Material for this exercise:

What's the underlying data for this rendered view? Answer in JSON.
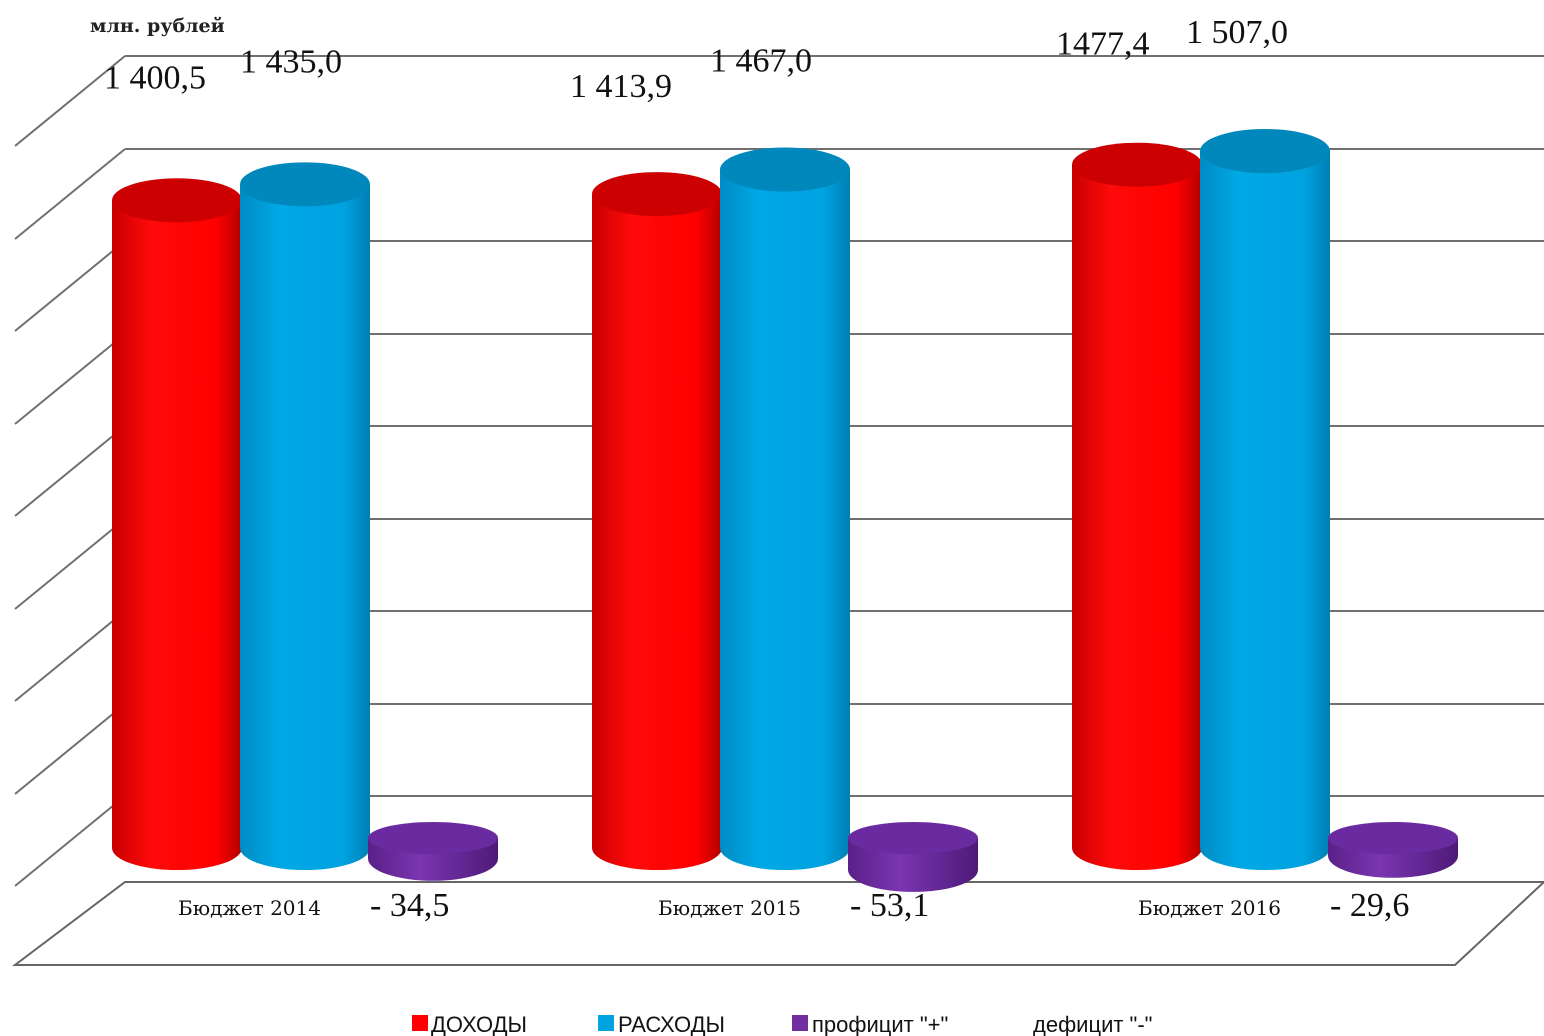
{
  "chart_data": {
    "type": "bar",
    "ylabel": "млн. рублей",
    "categories": [
      "Бюджет 2014",
      "Бюджет 2015",
      "Бюджет 2016"
    ],
    "ylim": [
      0,
      1600
    ],
    "grid": true,
    "legend_position": "bottom",
    "series": [
      {
        "name": "ДОХОДЫ",
        "color": "#ff0000",
        "values": [
          1400.5,
          1413.9,
          1477.4
        ],
        "labels": [
          "1 400,5",
          "1 413,9",
          "1477,4"
        ]
      },
      {
        "name": "РАСХОДЫ",
        "color": "#00a2e0",
        "values": [
          1435.0,
          1467.0,
          1507.0
        ],
        "labels": [
          "1 435,0",
          "1 467,0",
          "1 507,0"
        ]
      },
      {
        "name": "профицит \"+\"",
        "color": "#7030a0",
        "values": [
          -34.5,
          -53.1,
          -29.6
        ],
        "labels": [
          "- 34,5",
          "- 53,1",
          "- 29,6"
        ]
      }
    ],
    "legend_extra": "дефицит \"-\""
  }
}
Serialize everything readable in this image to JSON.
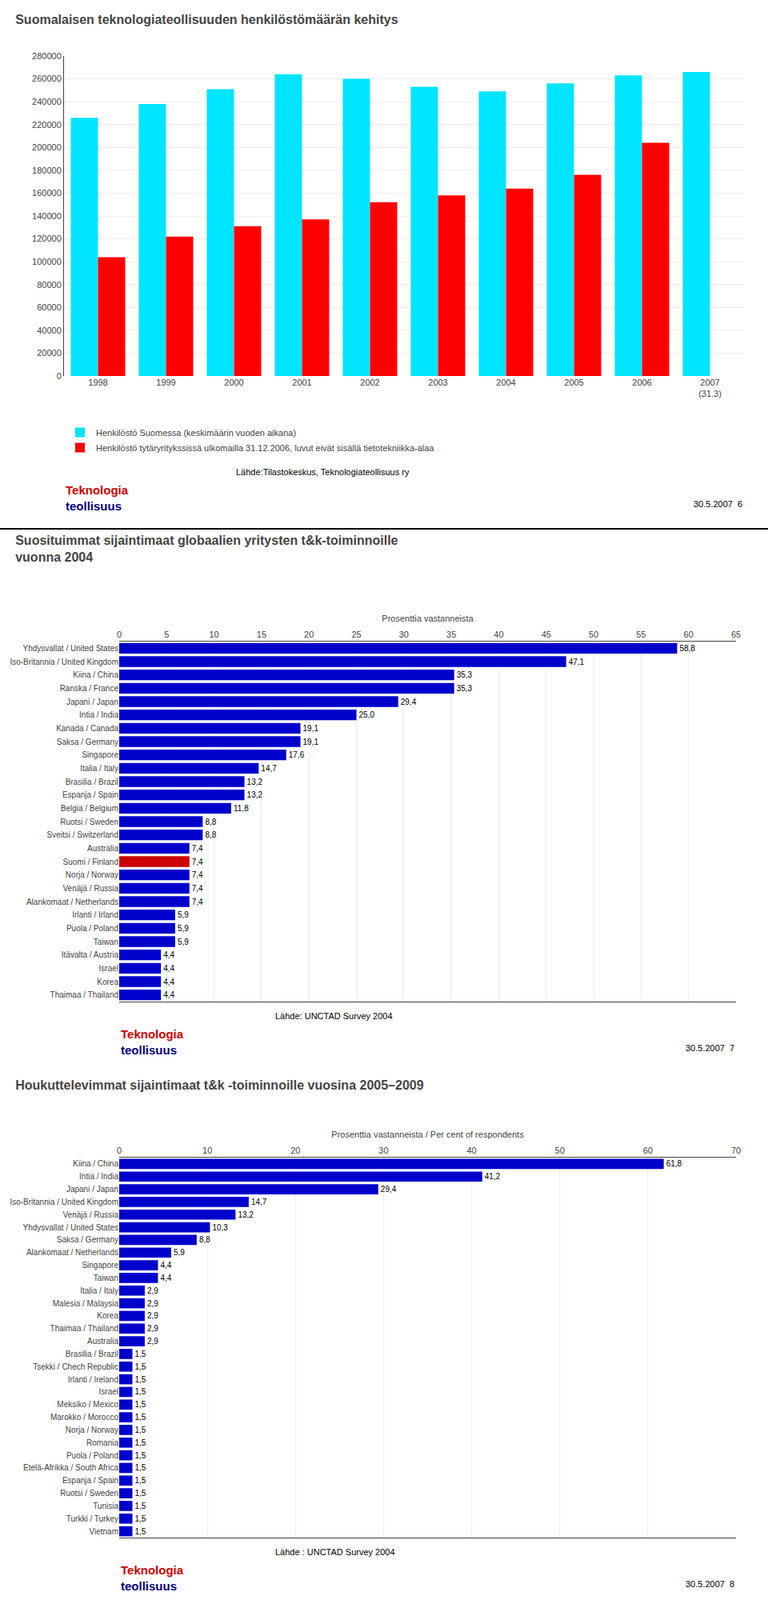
{
  "chart_data": [
    {
      "type": "bar",
      "title": "Suomalaisen teknologiateollisuuden henkilöstömäärän kehitys",
      "categories": [
        "1998",
        "1999",
        "2000",
        "2001",
        "2002",
        "2003",
        "2004",
        "2005",
        "2006",
        "2007\n(31.3)"
      ],
      "series": [
        {
          "name": "Henkilöstö Suomessa (keskimäärin vuoden aikana)",
          "color": "#00E5FF",
          "values": [
            226000,
            238000,
            251000,
            264000,
            260000,
            253000,
            249000,
            256000,
            263000,
            266000
          ]
        },
        {
          "name": "Henkilöstö tytäryritykssissä ulkomailla 31.12.2006, luvut eivät sisällä tietotekniikka-alaa",
          "color": "#FF0000",
          "values": [
            104000,
            122000,
            131000,
            137000,
            152000,
            158000,
            164000,
            176000,
            204000,
            0
          ]
        }
      ],
      "ylim": [
        0,
        280000
      ],
      "yticks": [
        0,
        20000,
        40000,
        60000,
        80000,
        100000,
        120000,
        140000,
        160000,
        180000,
        200000,
        220000,
        240000,
        260000,
        280000
      ],
      "grid": true,
      "legend": "bottom",
      "annotations": [
        {
          "text": "Lähde:Tilastokeskus, Teknologiateollisuus ry"
        },
        {
          "text": "Teknologia",
          "color": "#CC0000"
        },
        {
          "text": "teollisuus",
          "color": "#000080"
        },
        {
          "text": "30.5.2007  6"
        }
      ]
    },
    {
      "type": "bar",
      "title": "Suosituimmat sijaintimaat globaalien yritysten t&k-toiminnoille\nvuonna 2004",
      "xlabel": "Prosenttia vastanneista",
      "orientation": "horizontal",
      "categories": [
        "Yhdysvallat / United States",
        "Iso-Britannia / United Kingdom",
        "Kiina / China",
        "Ranska / France",
        "Japani / Japan",
        "Intia / India",
        "Kanada / Canada",
        "Saksa / Germany",
        "Singapore",
        "Italia / Italy",
        "Brasilia / Brazil",
        "Espanja / Spain",
        "Belgia / Belgium",
        "Ruotsi / Sweden",
        "Sveitsi / Switzerland",
        "Australia",
        "Suomi / Finland",
        "Norja / Norway",
        "Venäjä / Russia",
        "Alankomaat / Netherlands",
        "Irlanti / Irland",
        "Puola / Poland",
        "Taiwan",
        "Itävalta / Austria",
        "Israel",
        "Korea",
        "Thaimaa / Thailand"
      ],
      "values": [
        58.8,
        47.1,
        35.3,
        35.3,
        29.4,
        25.0,
        19.1,
        19.1,
        17.6,
        14.7,
        13.2,
        13.2,
        11.8,
        8.8,
        8.8,
        7.4,
        7.4,
        7.4,
        7.4,
        7.4,
        5.9,
        5.9,
        5.9,
        4.4,
        4.4,
        4.4,
        4.4
      ],
      "value_labels": [
        "58,8",
        "47,1",
        "35,3",
        "35,3",
        "29,4",
        "25,0",
        "19,1",
        "19,1",
        "17,6",
        "14,7",
        "13,2",
        "13,2",
        "11,8",
        "8,8",
        "8,8",
        "7,4",
        "7,4",
        "7,4",
        "7,4",
        "7,4",
        "5,9",
        "5,9",
        "5,9",
        "4,4",
        "4,4",
        "4,4",
        "4,4"
      ],
      "data_labels": true,
      "colors": [
        "#0000CC",
        "#0000CC",
        "#0000CC",
        "#0000CC",
        "#0000CC",
        "#0000CC",
        "#0000CC",
        "#0000CC",
        "#0000CC",
        "#0000CC",
        "#0000CC",
        "#0000CC",
        "#0000CC",
        "#0000CC",
        "#0000CC",
        "#0000CC",
        "#CC0000",
        "#0000CC",
        "#0000CC",
        "#0000CC",
        "#0000CC",
        "#0000CC",
        "#0000CC",
        "#0000CC",
        "#0000CC",
        "#0000CC",
        "#0000CC"
      ],
      "xlim": [
        0,
        65
      ],
      "xticks": [
        0,
        5,
        10,
        15,
        20,
        25,
        30,
        35,
        40,
        45,
        50,
        55,
        60,
        65
      ],
      "grid": true,
      "annotations": [
        {
          "text": "Lähde: UNCTAD Survey 2004"
        },
        {
          "text": "Teknologia",
          "color": "#CC0000"
        },
        {
          "text": "teollisuus",
          "color": "#000080"
        },
        {
          "text": "30.5.2007  7"
        }
      ]
    },
    {
      "type": "bar",
      "title": "Houkuttelevimmat sijaintimaat t&k -toiminnoille vuosina 2005–2009",
      "xlabel": "Prosenttia vastanneista / Per cent of respondents",
      "orientation": "horizontal",
      "categories": [
        "Kiina / China",
        "Intia / India",
        "Japani / Japan",
        "Iso-Britannia / United Kingdom",
        "Venäjä / Russia",
        "Yhdysvallat / United States",
        "Saksa / Germany",
        "Alankomaat / Netherlands",
        "Singapore",
        "Taiwan",
        "Italia / Italy",
        "Malesia / Malaysia",
        "Korea",
        "Thaimaa / Thailand",
        "Australia",
        "Brasilia / Brazil",
        "Tsekki / Chech Republic",
        "Irlanti / Ireland",
        "Israel",
        "Meksiko / Mexico",
        "Marokko / Morocco",
        "Norja / Norway",
        "Romania",
        "Puola / Poland",
        "Etelä-Afrikka / South Africa",
        "Espanja / Spain",
        "Ruotsi / Sweden",
        "Tunisia",
        "Turkki / Turkey",
        "Vietnam"
      ],
      "values": [
        61.8,
        41.2,
        29.4,
        14.7,
        13.2,
        10.3,
        8.8,
        5.9,
        4.4,
        4.4,
        2.9,
        2.9,
        2.9,
        2.9,
        2.9,
        1.5,
        1.5,
        1.5,
        1.5,
        1.5,
        1.5,
        1.5,
        1.5,
        1.5,
        1.5,
        1.5,
        1.5,
        1.5,
        1.5,
        1.5
      ],
      "value_labels": [
        "61,8",
        "41,2",
        "29,4",
        "14,7",
        "13,2",
        "10,3",
        "8,8",
        "5,9",
        "4,4",
        "4,4",
        "2,9",
        "2,9",
        "2,9",
        "2,9",
        "2,9",
        "1,5",
        "1,5",
        "1,5",
        "1,5",
        "1,5",
        "1,5",
        "1,5",
        "1,5",
        "1,5",
        "1,5",
        "1,5",
        "1,5",
        "1,5",
        "1,5",
        "1,5"
      ],
      "data_labels": true,
      "color": "#0000CC",
      "xlim": [
        0,
        70
      ],
      "xticks": [
        0,
        10,
        20,
        30,
        40,
        50,
        60,
        70
      ],
      "grid": true,
      "annotations": [
        {
          "text": "Lähde : UNCTAD Survey 2004"
        },
        {
          "text": "Teknologia",
          "color": "#CC0000"
        },
        {
          "text": "teollisuus",
          "color": "#000080"
        },
        {
          "text": "30.5.2007  8"
        }
      ]
    }
  ]
}
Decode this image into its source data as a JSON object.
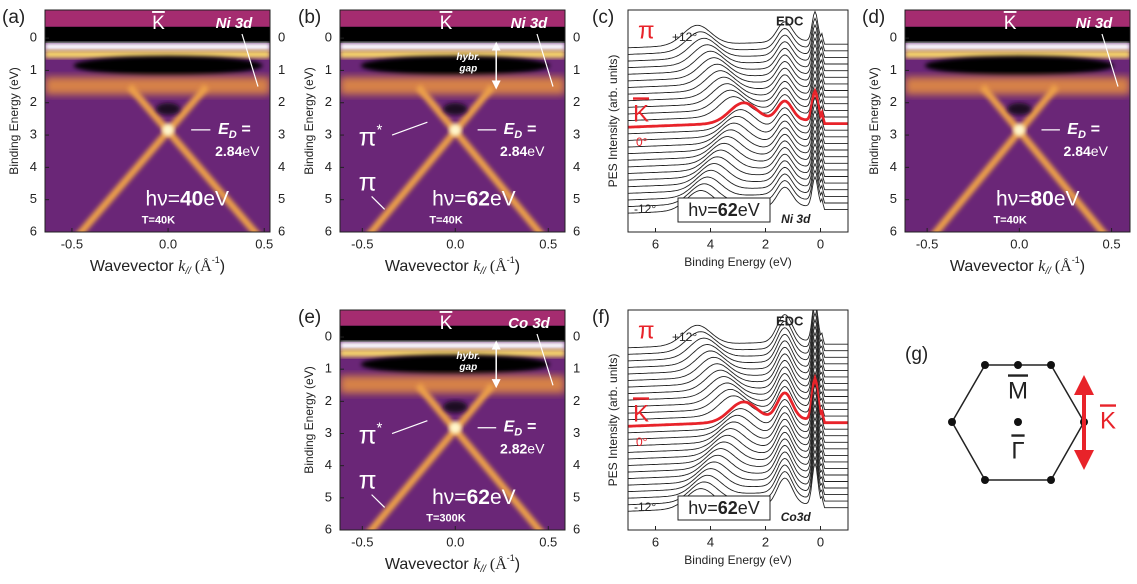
{
  "figure": {
    "panels": [
      {
        "label": "(a)",
        "kind": "arpes",
        "right_ticks": true,
        "ylabel": "Binding Energy (eV)",
        "xlabel": [
          "Wavevector ",
          "k",
          "//",
          " (Å",
          "-1",
          ")"
        ],
        "xlim": [
          -0.64,
          0.53
        ],
        "ylim": [
          -0.87,
          6
        ],
        "xticks": [
          -0.5,
          {
            "value": 0,
            "label": "0.0"
          },
          0.5
        ],
        "yticks": [
          0,
          1,
          2,
          3,
          4,
          5,
          6
        ],
        "k_point": "K",
        "d_level": "Ni 3d",
        "dirac": {
          "label": [
            "E",
            "D",
            " ="
          ],
          "value": 2.84,
          "unit": "eV"
        },
        "photon": {
          "prefix": "hν=",
          "value": 40,
          "unit": "eV"
        },
        "temperature": "T=40K"
      },
      {
        "label": "(b)",
        "kind": "arpes",
        "right_ticks": true,
        "ylabel": "Binding Energy (eV)",
        "xlabel": [
          "Wavevector ",
          "k",
          "//",
          " (Å",
          "-1",
          ")"
        ],
        "xlim": [
          -0.62,
          0.59
        ],
        "ylim": [
          -0.87,
          6
        ],
        "xticks": [
          -0.5,
          {
            "value": 0,
            "label": "0.0"
          },
          0.5
        ],
        "yticks": [
          0,
          1,
          2,
          3,
          4,
          5,
          6
        ],
        "k_point": "K",
        "d_level": "Ni 3d",
        "gap_label": [
          "hybr.",
          "gap"
        ],
        "pi_star": [
          "π",
          "*"
        ],
        "pi": "π",
        "dirac": {
          "label": [
            "E",
            "D",
            " ="
          ],
          "value": 2.84,
          "unit": "eV"
        },
        "photon": {
          "prefix": "hν=",
          "value": 62,
          "unit": "eV"
        },
        "temperature": "T=40K"
      },
      {
        "label": "(c)",
        "kind": "edc",
        "ylabel": "PES Intensity (arb. units)",
        "xlabel": "Binding Energy (eV)",
        "xlim": [
          7,
          -1
        ],
        "xticks": [
          6,
          4,
          2,
          0
        ],
        "title": "EDC",
        "pi": "π",
        "k_point": "K",
        "angles": [
          "+12°",
          "0°",
          "-12°"
        ],
        "photon": {
          "prefix": "hν=",
          "value": 62,
          "unit": "eV"
        },
        "d_level": "Ni 3d"
      },
      {
        "label": "(d)",
        "kind": "arpes",
        "right_ticks": false,
        "ylabel": "Binding Energy (eV)",
        "xlabel": [
          "Wavevector ",
          "k",
          "//",
          " (Å",
          "-1",
          ")"
        ],
        "xlim": [
          -0.62,
          0.6
        ],
        "ylim": [
          -0.87,
          6
        ],
        "xticks": [
          -0.5,
          {
            "value": 0,
            "label": "0.0"
          },
          0.5
        ],
        "yticks": [
          0,
          1,
          2,
          3,
          4,
          5,
          6
        ],
        "k_point": "K",
        "d_level": "Ni 3d",
        "dirac": {
          "label": [
            "E",
            "D",
            " ="
          ],
          "value": 2.84,
          "unit": "eV"
        },
        "photon": {
          "prefix": "hν=",
          "value": 80,
          "unit": "eV"
        },
        "temperature": "T=40K"
      },
      {
        "label": "(e)",
        "kind": "arpes",
        "right_ticks": true,
        "ylabel": "Binding Energy (eV)",
        "xlabel": [
          "Wavevector ",
          "k",
          "//",
          " (Å",
          "-1",
          ")"
        ],
        "xlim": [
          -0.62,
          0.59
        ],
        "ylim": [
          -0.84,
          6
        ],
        "xticks": [
          -0.5,
          {
            "value": 0,
            "label": "0.0"
          },
          0.5
        ],
        "yticks": [
          0,
          1,
          2,
          3,
          4,
          5,
          6
        ],
        "k_point": "K",
        "d_level": "Co 3d",
        "gap_label": [
          "hybr.",
          "gap"
        ],
        "pi_star": [
          "π",
          "*"
        ],
        "pi": "π",
        "dirac": {
          "label": [
            "E",
            "D",
            " ="
          ],
          "value": 2.82,
          "unit": "eV"
        },
        "photon": {
          "prefix": "hν=",
          "value": 62,
          "unit": "eV"
        },
        "temperature": "T=300K"
      },
      {
        "label": "(f)",
        "kind": "edc",
        "ylabel": "PES Intensity (arb. units)",
        "xlabel": "Binding Energy (eV)",
        "xlim": [
          7,
          -1
        ],
        "xticks": [
          6,
          4,
          2,
          0
        ],
        "title": "EDC",
        "pi": "π",
        "k_point": "K",
        "angles": [
          "+12°",
          "0°",
          "-12°"
        ],
        "photon": {
          "prefix": "hν=",
          "value": 62,
          "unit": "eV"
        },
        "d_level": "Co3d"
      }
    ],
    "bz": {
      "label": "(g)",
      "m_point": "M",
      "gamma_point": "Γ",
      "k_point": "K"
    }
  }
}
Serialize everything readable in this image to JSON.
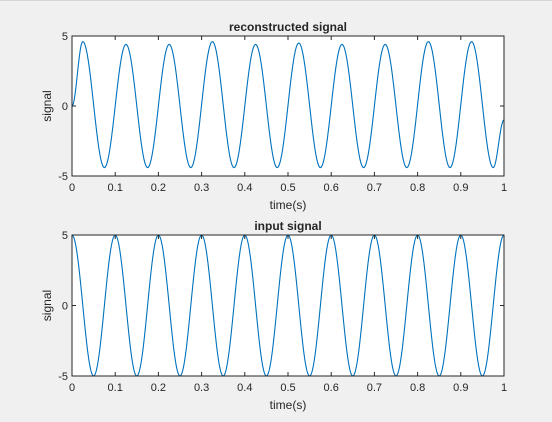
{
  "chart_data": [
    {
      "type": "line",
      "title": "reconstructed signal",
      "xlabel": "time(s)",
      "ylabel": "signal",
      "xlim": [
        0,
        1
      ],
      "ylim": [
        -5,
        5
      ],
      "xticks": [
        "0",
        "0.1",
        "0.2",
        "0.3",
        "0.4",
        "0.5",
        "0.6",
        "0.7",
        "0.8",
        "0.9",
        "1"
      ],
      "yticks": [
        "-5",
        "0",
        "5"
      ],
      "grid": false,
      "series": [
        {
          "color": "#0072bd",
          "x": [
            0,
            0.025,
            0.075,
            0.125,
            0.175,
            0.225,
            0.275,
            0.325,
            0.375,
            0.425,
            0.475,
            0.525,
            0.575,
            0.625,
            0.675,
            0.725,
            0.775,
            0.825,
            0.875,
            0.925,
            0.975,
            1.0
          ],
          "y": [
            0.0,
            4.6,
            -4.4,
            4.4,
            -4.4,
            4.4,
            -4.4,
            4.6,
            -4.4,
            4.4,
            -4.4,
            4.5,
            -4.4,
            4.4,
            -4.4,
            4.4,
            -4.4,
            4.6,
            -4.4,
            4.6,
            -4.4,
            -1.0
          ]
        }
      ]
    },
    {
      "type": "line",
      "title": "input signal",
      "xlabel": "time(s)",
      "ylabel": "signal",
      "xlim": [
        0,
        1
      ],
      "ylim": [
        -5,
        5
      ],
      "xticks": [
        "0",
        "0.1",
        "0.2",
        "0.3",
        "0.4",
        "0.5",
        "0.6",
        "0.7",
        "0.8",
        "0.9",
        "1"
      ],
      "yticks": [
        "-5",
        "0",
        "5"
      ],
      "grid": false,
      "series": [
        {
          "color": "#0072bd",
          "x": [
            0,
            0.05,
            0.1,
            0.15,
            0.2,
            0.25,
            0.3,
            0.35,
            0.4,
            0.45,
            0.5,
            0.55,
            0.6,
            0.65,
            0.7,
            0.75,
            0.8,
            0.85,
            0.9,
            0.95,
            1.0
          ],
          "y": [
            5,
            -5,
            5,
            -5,
            5,
            -5,
            5,
            -5,
            5,
            -5,
            5,
            -5,
            5,
            -5,
            5,
            -5,
            5,
            -5,
            5,
            -5,
            5
          ]
        }
      ]
    }
  ]
}
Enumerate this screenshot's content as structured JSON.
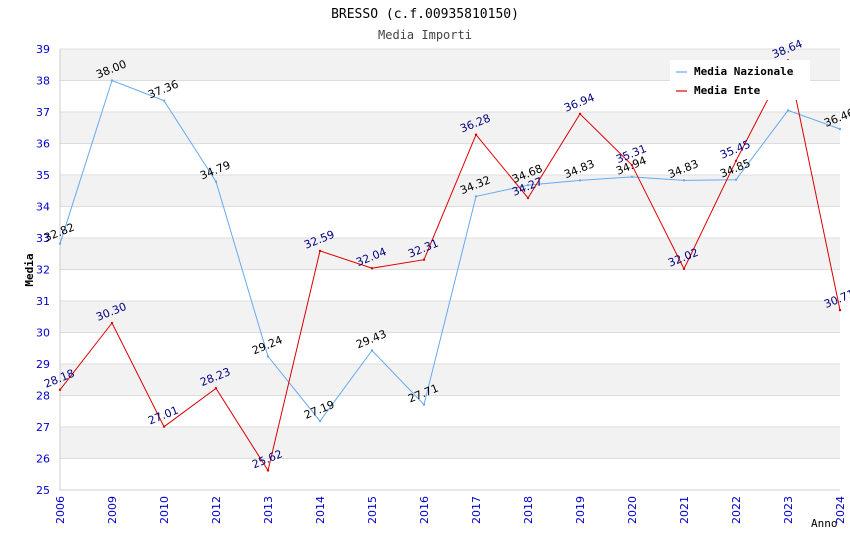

Task objective:
Using the listing above, gather each line that holds the string "Бюджет" and copy it.

Task result:
      "Бюджет 2014",
      "Бюджет 2015",
      "Бюджет 2016"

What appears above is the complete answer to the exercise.